• Written exercise: Copy all of the material exactly. Pictures are not to appear in the copy.
* START Recorded information *
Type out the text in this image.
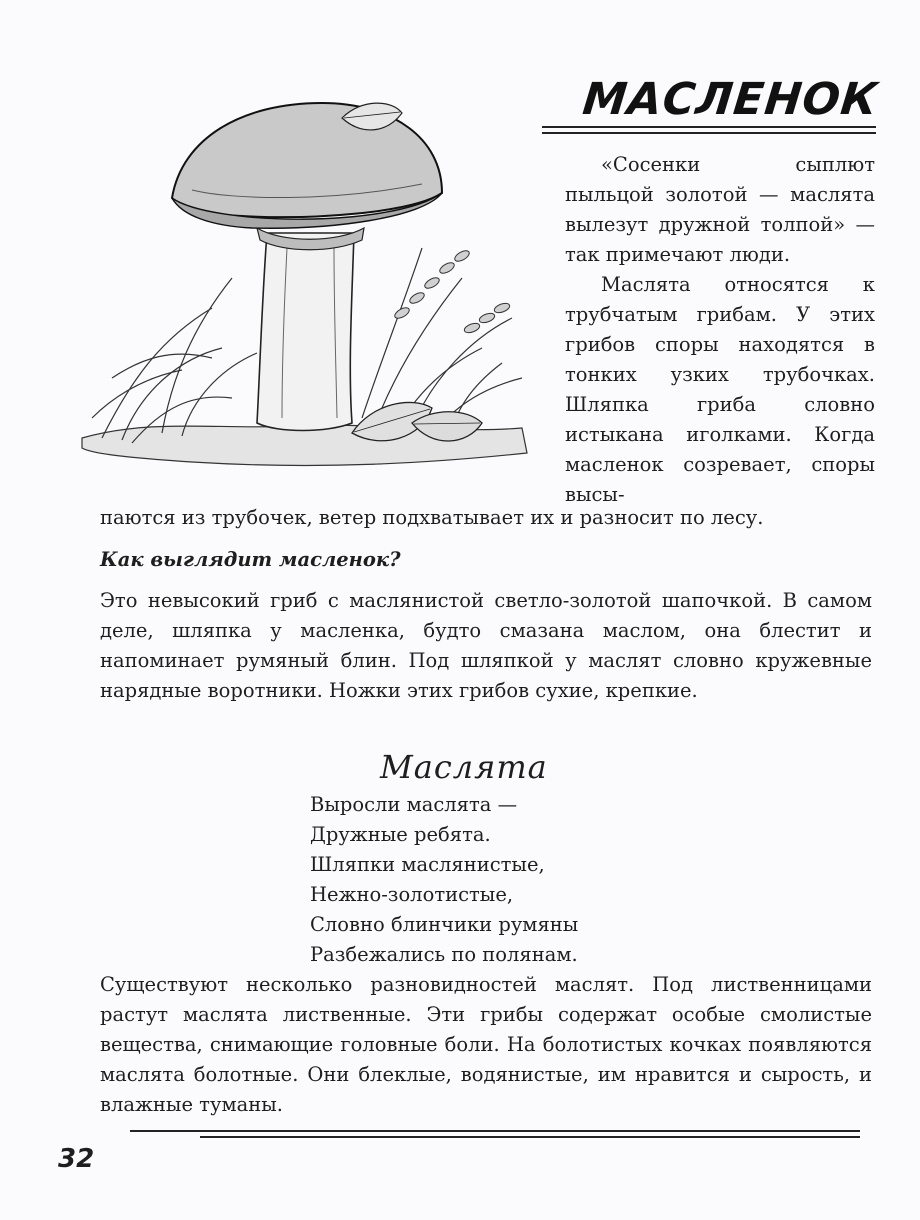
МАСЛЕНОК

«Сосенки сыплют пыльцой золотой — маслята вылезут дружной толпой» — так примечают люди.

Маслята относятся к трубчатым грибам. У этих грибов споры находятся в тонких узких трубочках. Шляпка гриба словно истыкана иголками. Когда масленок созревает, споры высы-

паются из трубочек, ветер подхватывает их и разносит по лесу.

Как выглядит масленок?

Это невысокий гриб с маслянистой светло-золотой шапочкой. В самом деле, шляпка у масленка, будто смазана маслом, она блестит и напоминает румяный блин. Под шляпкой у маслят словно кружевные нарядные воротники. Ножки этих грибов сухие, крепкие.

Маслята
Выросли маслята —
Дружные ребята.
Шляпки маслянистые,
Нежно-золотистые,
Словно блинчики румяны
Разбежались по полянам.

Существуют несколько разновидностей маслят. Под лиственницами растут маслята лиственные. Эти грибы содержат особые смолистые вещества, снимающие головные боли. На болотистых кочках появляются маслята болотные. Они блеклые, водянистые, им нравится и сырость, и влажные туманы.

32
* END Recorded information *
• Solution for this problem:
Type out the text in this image.
МАСЛЕНОК

«Сосенки сыплют пыльцой золотой — маслята вылезут дружной толпой» — так примечают люди.

Маслята относятся к трубчатым грибам. У этих грибов споры находятся в тонких узких трубочках. Шляпка гриба словно истыкана иголками. Когда масленок созревает, споры высы-

паются из трубочек, ветер подхватывает их и разносит по лесу.

Как выглядит масленок?

Это невысокий гриб с маслянистой светло-золотой шапочкой. В самом деле, шляпка у масленка, будто смазана маслом, она блестит и напоминает румяный блин. Под шляпкой у маслят словно кружевные нарядные воротники. Ножки этих грибов сухие, крепкие.

Маслята
Выросли маслята —
Дружные ребята.
Шляпки маслянистые,
Нежно-золотистые,
Словно блинчики румяны
Разбежались по полянам.

Существуют несколько разновидностей маслят. Под лиственницами растут маслята лиственные. Эти грибы содержат особые смолистые вещества, снимающие головные боли. На болотистых кочках появляются маслята болотные. Они блеклые, водянистые, им нравится и сырость, и влажные туманы.

32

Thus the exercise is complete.